- What is being asked: Return only these lines: the one that contains "What text is on this page?" and every line after it through the end of the listing, exactly, without pictures.

──────── Record set ────────

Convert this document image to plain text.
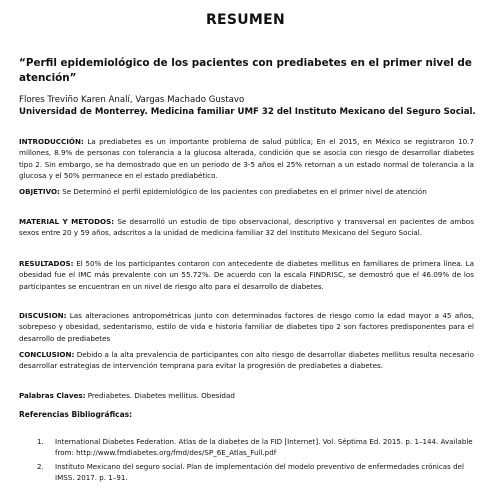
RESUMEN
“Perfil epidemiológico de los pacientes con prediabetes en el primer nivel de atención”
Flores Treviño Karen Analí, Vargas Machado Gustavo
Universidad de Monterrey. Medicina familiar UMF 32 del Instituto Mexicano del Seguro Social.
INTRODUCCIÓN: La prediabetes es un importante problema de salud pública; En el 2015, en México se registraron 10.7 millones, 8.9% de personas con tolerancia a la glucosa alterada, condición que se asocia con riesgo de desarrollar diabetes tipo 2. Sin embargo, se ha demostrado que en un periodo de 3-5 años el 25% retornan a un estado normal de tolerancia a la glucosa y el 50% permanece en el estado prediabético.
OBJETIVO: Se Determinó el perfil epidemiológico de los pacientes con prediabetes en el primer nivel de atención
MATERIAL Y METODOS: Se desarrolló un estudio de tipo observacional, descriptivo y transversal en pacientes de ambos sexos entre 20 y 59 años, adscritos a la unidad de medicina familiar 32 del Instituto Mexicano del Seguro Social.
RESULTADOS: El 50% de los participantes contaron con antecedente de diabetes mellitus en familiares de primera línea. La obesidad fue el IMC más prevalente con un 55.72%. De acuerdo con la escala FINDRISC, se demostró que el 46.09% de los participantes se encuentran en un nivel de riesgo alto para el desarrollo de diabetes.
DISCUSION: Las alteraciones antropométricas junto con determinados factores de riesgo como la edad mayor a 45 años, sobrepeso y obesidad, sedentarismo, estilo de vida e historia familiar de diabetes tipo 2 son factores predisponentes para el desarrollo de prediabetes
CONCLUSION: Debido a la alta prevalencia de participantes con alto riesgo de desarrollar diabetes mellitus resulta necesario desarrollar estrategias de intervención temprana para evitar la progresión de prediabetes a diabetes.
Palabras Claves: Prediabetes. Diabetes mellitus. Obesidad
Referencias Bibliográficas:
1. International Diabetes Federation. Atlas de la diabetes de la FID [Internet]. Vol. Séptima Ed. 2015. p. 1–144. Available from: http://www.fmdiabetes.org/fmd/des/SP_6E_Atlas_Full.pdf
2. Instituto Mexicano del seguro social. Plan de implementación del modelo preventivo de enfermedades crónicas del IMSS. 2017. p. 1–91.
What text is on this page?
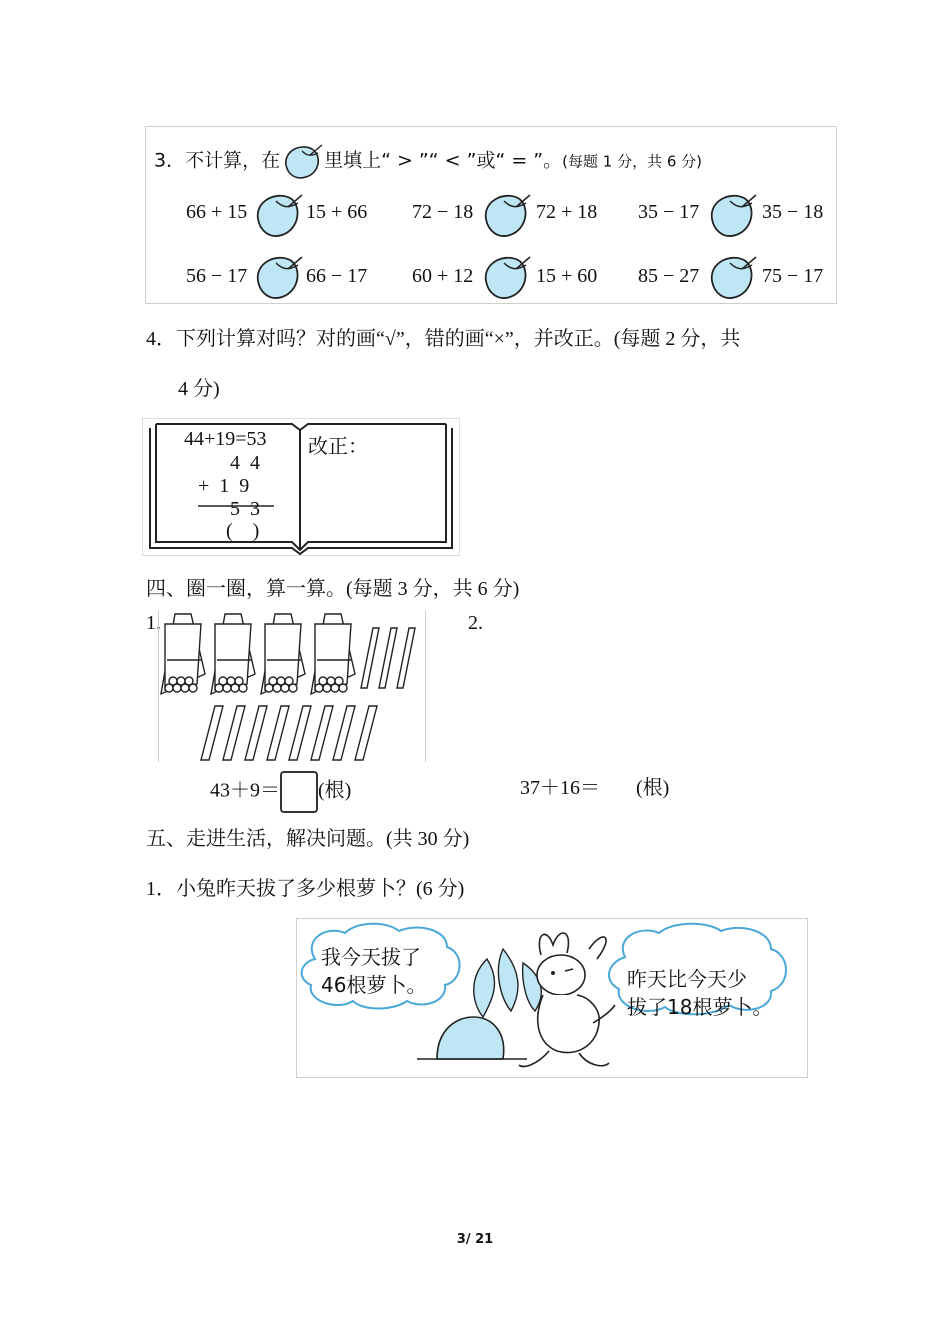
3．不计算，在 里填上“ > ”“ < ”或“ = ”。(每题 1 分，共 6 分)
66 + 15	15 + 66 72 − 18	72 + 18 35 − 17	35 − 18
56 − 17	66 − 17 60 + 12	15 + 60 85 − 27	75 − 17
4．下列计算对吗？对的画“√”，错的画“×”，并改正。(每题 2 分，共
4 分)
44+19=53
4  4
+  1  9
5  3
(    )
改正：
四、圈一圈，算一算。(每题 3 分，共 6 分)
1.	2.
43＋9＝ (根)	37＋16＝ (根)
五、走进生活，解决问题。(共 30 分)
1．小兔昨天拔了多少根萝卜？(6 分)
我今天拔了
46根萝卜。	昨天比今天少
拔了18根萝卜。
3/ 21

────────

- Response:
What text is on this page?
3．不计算，在 里填上“ > ”“ < ”或“ = ”。(每题 1 分，共 6 分)
66 + 15	15 + 66 72 − 18	72 + 18 35 − 17	35 − 18
56 − 17	66 − 17 60 + 12	15 + 60 85 − 27	75 − 17
4．下列计算对吗？对的画“√”，错的画“×”，并改正。(每题 2 分，共
4 分)
44+19=53
4  4
+  1  9
5  3
(    )
改正：
四、圈一圈，算一算。(每题 3 分，共 6 分)
1.	2.
43＋9＝ (根)	37＋16＝ (根)
五、走进生活，解决问题。(共 30 分)
1．小兔昨天拔了多少根萝卜？(6 分)
我今天拔了
46根萝卜。	昨天比今天少
拔了18根萝卜。
3/ 21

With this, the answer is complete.